(Recorded data)
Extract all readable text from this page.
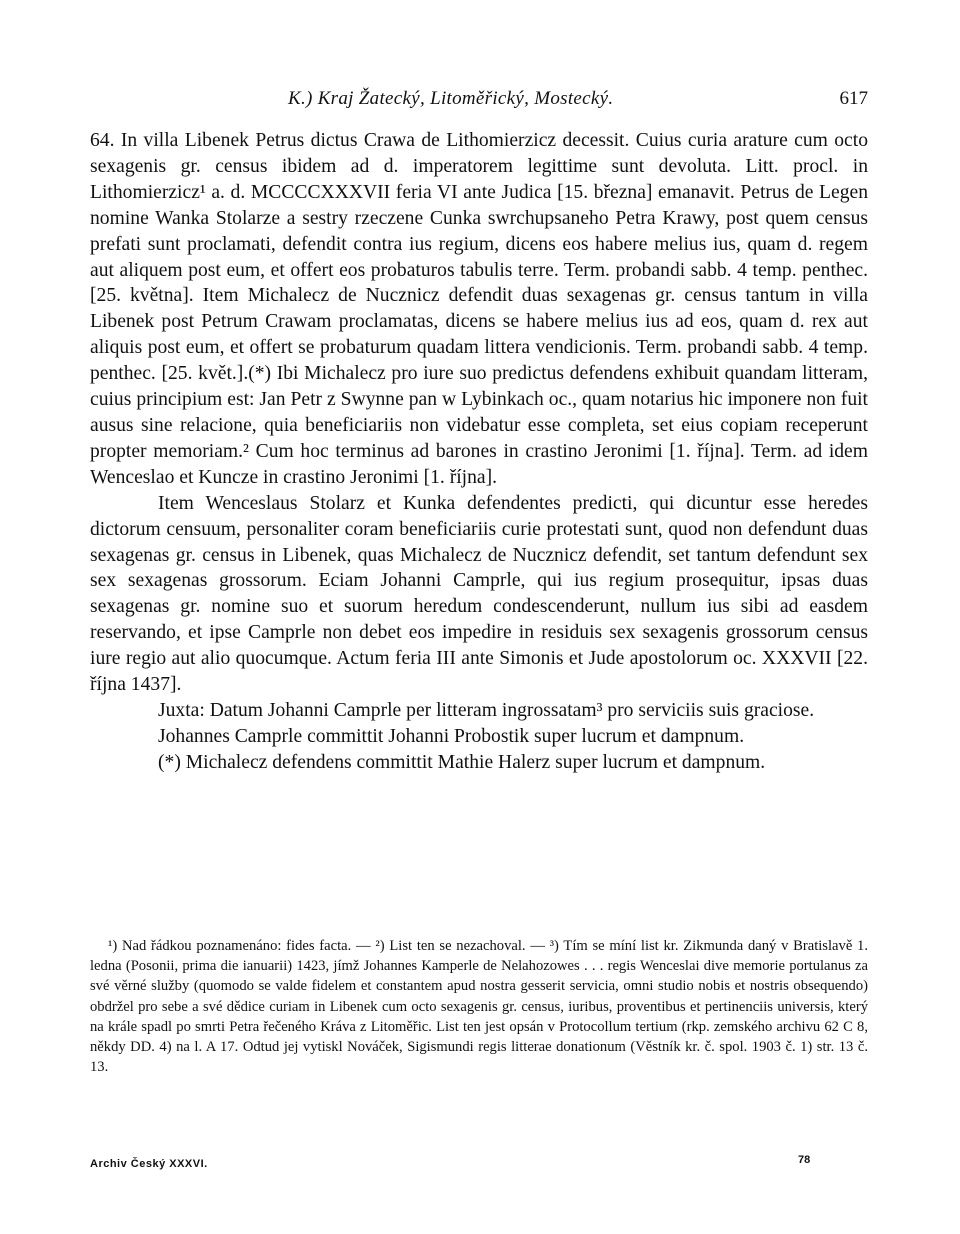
K.) Kraj Žatecký, Litoměřický, Mostecký.	617

64. In villa Libenek Petrus dictus Crawa de Lithomierzicz decessit. Cuius curia arature cum octo sexagenis gr. census ibidem ad d. imperatorem legittime sunt devoluta. Litt. procl. in Lithomierzicz¹ a. d. MCCCCXXXVII feria VI ante Judica [15. března] emanavit. Petrus de Legen nomine Wanka Stolarze a sestry rzeczene Cunka swrchupsaneho Petra Krawy, post quem census prefati sunt proclamati, defendit contra ius regium, dicens eos habere melius ius, quam d. regem aut aliquem post eum, et offert eos probaturos tabulis terre. Term. probandi sabb. 4 temp. penthec. [25. května]. Item Michalecz de Nucznicz defendit duas sexagenas gr. census tantum in villa Libenek post Petrum Crawam proclamatas, dicens se habere melius ius ad eos, quam d. rex aut aliquis post eum, et offert se probaturum quadam littera vendicionis. Term. probandi sabb. 4 temp. penthec. [25. květ.].(*) Ibi Michalecz pro iure suo predictus defendens exhibuit quandam litteram, cuius principium est: Jan Petr z Swynne pan w Lybinkach oc., quam notarius hic imponere non fuit ausus sine relacione, quia beneficiariis non videbatur esse completa, set eius copiam receperunt propter memoriam.² Cum hoc terminus ad barones in crastino Jeronimi [1. října]. Term. ad idem Wenceslao et Kuncze in crastino Jeronimi [1. října].

Item Wenceslaus Stolarz et Kunka defendentes predicti, qui dicuntur esse heredes dictorum censuum, personaliter coram beneficiariis curie protestati sunt, quod non defendunt duas sexagenas gr. census in Libenek, quas Michalecz de Nucznicz defendit, set tantum defendunt sex sex sexagenas grossorum. Eciam Johanni Camprle, qui ius regium prosequitur, ipsas duas sexagenas gr. nomine suo et suorum heredum condescenderunt, nullum ius sibi ad easdem reservando, et ipse Camprle non debet eos impedire in residuis sex sexagenis grossorum census iure regio aut alio quocumque. Actum feria III ante Simonis et Jude apostolorum oc. XXXVII [22. října 1437].

Juxta: Datum Johanni Camprle per litteram ingrossatam³ pro serviciis suis graciose.

Johannes Camprle committit Johanni Probostik super lucrum et dampnum.

(*) Michalecz defendens committit Mathie Halerz super lucrum et dampnum.

¹) Nad řádkou poznamenáno: fides facta. — ²) List ten se nezachoval. — ³) Tím se míní list kr. Zikmunda daný v Bratislavě 1. ledna (Posonii, prima die ianuarii) 1423, jímž Johannes Kamperle de Nelahozowes . . . regis Wenceslai dive memorie portulanus za své věrné služby (quomodo se valde fidelem et constantem apud nostra gesserit servicia, omni studio nobis et nostris obsequendo) obdržel pro sebe a své dědice curiam in Libenek cum octo sexagenis gr. census, iuribus, proventibus et pertinenciis universis, který na krále spadl po smrti Petra řečeného Kráva z Litoměřic. List ten jest opsán v Protocollum tertium (rkp. zemského archivu 62 C 8, někdy DD. 4) na l. A 17. Odtud jej vytiskl Nováček, Sigismundi regis litterae donationum (Věstník kr. č. spol. 1903 č. 1) str. 13 č. 13.

Archiv Český XXXVI.	78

◆ What to do:
Pick out each line containing "dampnum" and report it.

◆ The result:
Johannes Camprle committit Johanni Probostik super lucrum et dampnum.
(*) Michalecz defendens committit Mathie Halerz super lucrum et dampnum.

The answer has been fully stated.